Stated exercise: Transcribe every line exactly. Leave the pictures behind.

──────── Stored records ────────

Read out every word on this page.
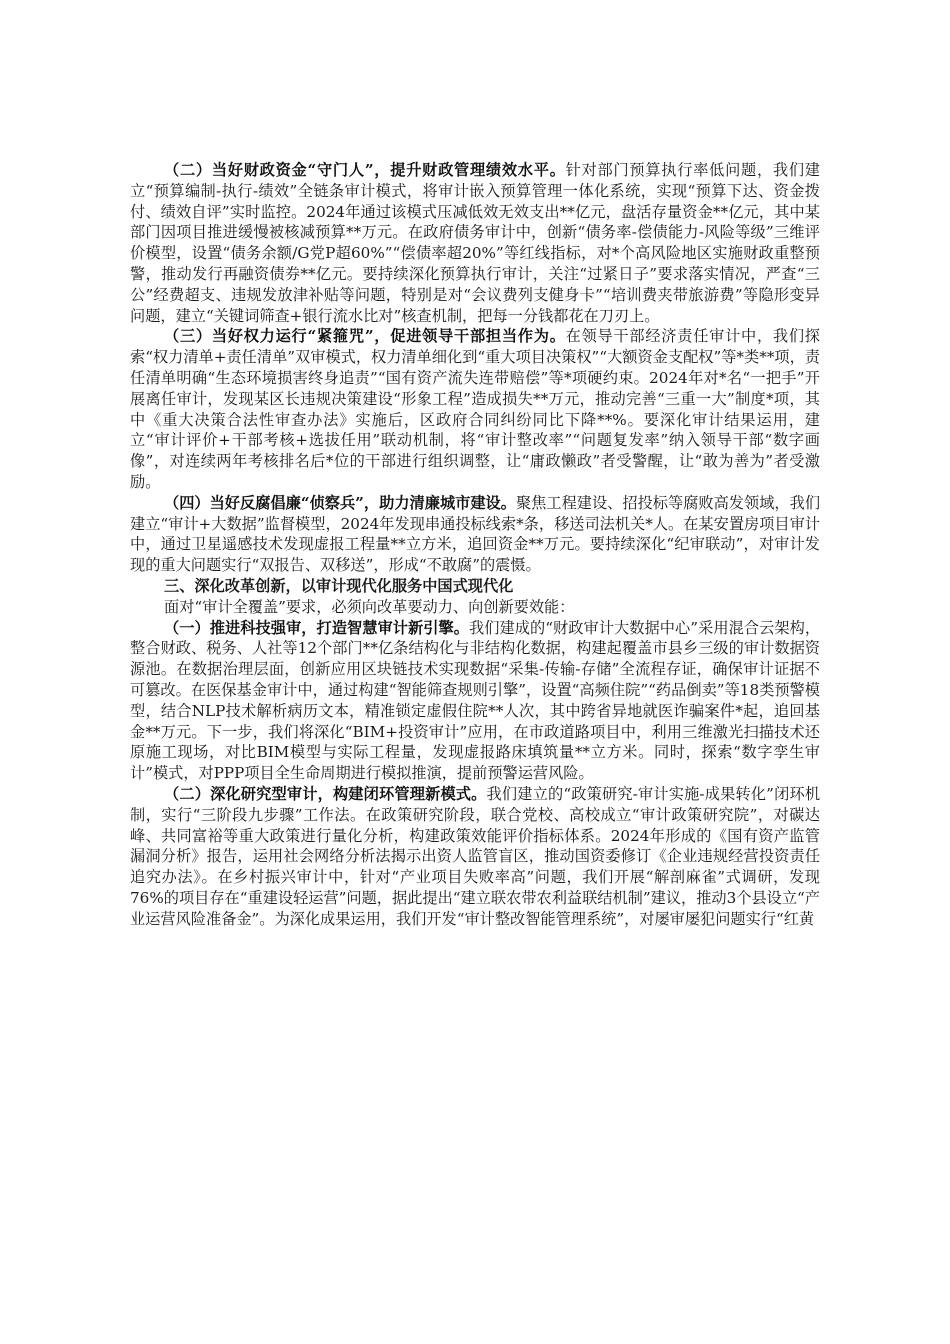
（二）当好财政资金“守门人”，提升财政管理绩效水平。针对部门预算执行率低问题，我们建立“预算编制-执行-绩效”全链条审计模式，将审计嵌入预算管理一体化系统，实现“预算下达、资金拨付、绩效自评”实时监控。2024年通过该模式压减低效无效支出**亿元，盘活存量资金**亿元，其中某部门因项目推进缓慢被核减预算**万元。在政府债务审计中，创新“债务率-偿债能力-风险等级”三维评价模型，设置“债务余额/G党P超60%”“偿债率超20%”等红线指标，对*个高风险地区实施财政重整预警，推动发行再融资债券**亿元。要持续深化预算执行审计，关注“过紧日子”要求落实情况，严查“三公”经费超支、违规发放津补贴等问题，特别是对“会议费列支健身卡”“培训费夹带旅游费”等隐形变异问题，建立“关键词筛查+银行流水比对”核查机制，把每一分钱都花在刀刃上。

（三）当好权力运行“紧箍咒”，促进领导干部担当作为。在领导干部经济责任审计中，我们探索“权力清单+责任清单”双审模式，权力清单细化到“重大项目决策权”“大额资金支配权”等*类**项，责任清单明确“生态环境损害终身追责”“国有资产流失连带赔偿”等*项硬约束。2024年对*名“一把手”开展离任审计，发现某区长违规决策建设“形象工程”造成损失**万元，推动完善“三重一大”制度*项，其中《重大决策合法性审查办法》实施后，区政府合同纠纷同比下降**%。要深化审计结果运用，建立“审计评价+干部考核+选拔任用”联动机制，将“审计整改率”“问题复发率”纳入领导干部“数字画像”，对连续两年考核排名后*位的干部进行组织调整，让“庸政懒政”者受警醒，让“敢为善为”者受激励。

（四）当好反腐倡廉“侦察兵”，助力清廉城市建设。聚焦工程建设、招投标等腐败高发领域，我们建立“审计+大数据”监督模型，2024年发现串通投标线索*条，移送司法机关*人。在某安置房项目审计中，通过卫星遥感技术发现虚报工程量**立方米，追回资金**万元。要持续深化“纪审联动”，对审计发现的重大问题实行“双报告、双移送”，形成“不敢腐”的震慑。

三、深化改革创新，以审计现代化服务中国式现代化

面对“审计全覆盖”要求，必须向改革要动力、向创新要效能：

（一）推进科技强审，打造智慧审计新引擎。我们建成的“财政审计大数据中心”采用混合云架构，整合财政、税务、人社等12个部门**亿条结构化与非结构化数据，构建起覆盖市县乡三级的审计数据资源池。在数据治理层面，创新应用区块链技术实现数据“采集-传输-存储”全流程存证，确保审计证据不可篡改。在医保基金审计中，通过构建“智能筛查规则引擎”，设置“高频住院”“药品倒卖”等18类预警模型，结合NLP技术解析病历文本，精准锁定虚假住院**人次，其中跨省异地就医诈骗案件*起，追回基金**万元。下一步，我们将深化“BIM+投资审计”应用，在市政道路项目中，利用三维激光扫描技术还原施工现场，对比BIM模型与实际工程量，发现虚报路床填筑量**立方米。同时，探索“数字孪生审计”模式，对PPP项目全生命周期进行模拟推演，提前预警运营风险。

（二）深化研究型审计，构建闭环管理新模式。我们建立的“政策研究-审计实施-成果转化”闭环机制，实行“三阶段九步骤”工作法。在政策研究阶段，联合党校、高校成立“审计政策研究院”，对碳达峰、共同富裕等重大政策进行量化分析，构建政策效能评价指标体系。2024年形成的《国有资产监管漏洞分析》报告，运用社会网络分析法揭示出资人监管盲区，推动国资委修订《企业违规经营投资责任追究办法》。在乡村振兴审计中，针对“产业项目失败率高”问题，我们开展“解剖麻雀”式调研，发现76%的项目存在“重建设轻运营”问题，据此提出“建立联农带农利益联结机制”建议，推动3个县设立“产业运营风险准备金”。为深化成果运用，我们开发“审计整改智能管理系统”，对屡审屡犯问题实行“红黄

────────

Problem solution:
Read out every word on this page.
（二）当好财政资金“守门人”，提升财政管理绩效水平。针对部门预算执行率低问题，我们建立“预算编制-执行-绩效”全链条审计模式，将审计嵌入预算管理一体化系统，实现“预算下达、资金拨付、绩效自评”实时监控。2024年通过该模式压减低效无效支出**亿元，盘活存量资金**亿元，其中某部门因项目推进缓慢被核减预算**万元。在政府债务审计中，创新“债务率-偿债能力-风险等级”三维评价模型，设置“债务余额/G党P超60%”“偿债率超20%”等红线指标，对*个高风险地区实施财政重整预警，推动发行再融资债券**亿元。要持续深化预算执行审计，关注“过紧日子”要求落实情况，严查“三公”经费超支、违规发放津补贴等问题，特别是对“会议费列支健身卡”“培训费夹带旅游费”等隐形变异问题，建立“关键词筛查+银行流水比对”核查机制，把每一分钱都花在刀刃上。

（三）当好权力运行“紧箍咒”，促进领导干部担当作为。在领导干部经济责任审计中，我们探索“权力清单+责任清单”双审模式，权力清单细化到“重大项目决策权”“大额资金支配权”等*类**项，责任清单明确“生态环境损害终身追责”“国有资产流失连带赔偿”等*项硬约束。2024年对*名“一把手”开展离任审计，发现某区长违规决策建设“形象工程”造成损失**万元，推动完善“三重一大”制度*项，其中《重大决策合法性审查办法》实施后，区政府合同纠纷同比下降**%。要深化审计结果运用，建立“审计评价+干部考核+选拔任用”联动机制，将“审计整改率”“问题复发率”纳入领导干部“数字画像”，对连续两年考核排名后*位的干部进行组织调整，让“庸政懒政”者受警醒，让“敢为善为”者受激励。

（四）当好反腐倡廉“侦察兵”，助力清廉城市建设。聚焦工程建设、招投标等腐败高发领域，我们建立“审计+大数据”监督模型，2024年发现串通投标线索*条，移送司法机关*人。在某安置房项目审计中，通过卫星遥感技术发现虚报工程量**立方米，追回资金**万元。要持续深化“纪审联动”，对审计发现的重大问题实行“双报告、双移送”，形成“不敢腐”的震慑。

三、深化改革创新，以审计现代化服务中国式现代化

面对“审计全覆盖”要求，必须向改革要动力、向创新要效能：

（一）推进科技强审，打造智慧审计新引擎。我们建成的“财政审计大数据中心”采用混合云架构，整合财政、税务、人社等12个部门**亿条结构化与非结构化数据，构建起覆盖市县乡三级的审计数据资源池。在数据治理层面，创新应用区块链技术实现数据“采集-传输-存储”全流程存证，确保审计证据不可篡改。在医保基金审计中，通过构建“智能筛查规则引擎”，设置“高频住院”“药品倒卖”等18类预警模型，结合NLP技术解析病历文本，精准锁定虚假住院**人次，其中跨省异地就医诈骗案件*起，追回基金**万元。下一步，我们将深化“BIM+投资审计”应用，在市政道路项目中，利用三维激光扫描技术还原施工现场，对比BIM模型与实际工程量，发现虚报路床填筑量**立方米。同时，探索“数字孪生审计”模式，对PPP项目全生命周期进行模拟推演，提前预警运营风险。

（二）深化研究型审计，构建闭环管理新模式。我们建立的“政策研究-审计实施-成果转化”闭环机制，实行“三阶段九步骤”工作法。在政策研究阶段，联合党校、高校成立“审计政策研究院”，对碳达峰、共同富裕等重大政策进行量化分析，构建政策效能评价指标体系。2024年形成的《国有资产监管漏洞分析》报告，运用社会网络分析法揭示出资人监管盲区，推动国资委修订《企业违规经营投资责任追究办法》。在乡村振兴审计中，针对“产业项目失败率高”问题，我们开展“解剖麻雀”式调研，发现76%的项目存在“重建设轻运营”问题，据此提出“建立联农带农利益联结机制”建议，推动3个县设立“产业运营风险准备金”。为深化成果运用，我们开发“审计整改智能管理系统”，对屡审屡犯问题实行“红黄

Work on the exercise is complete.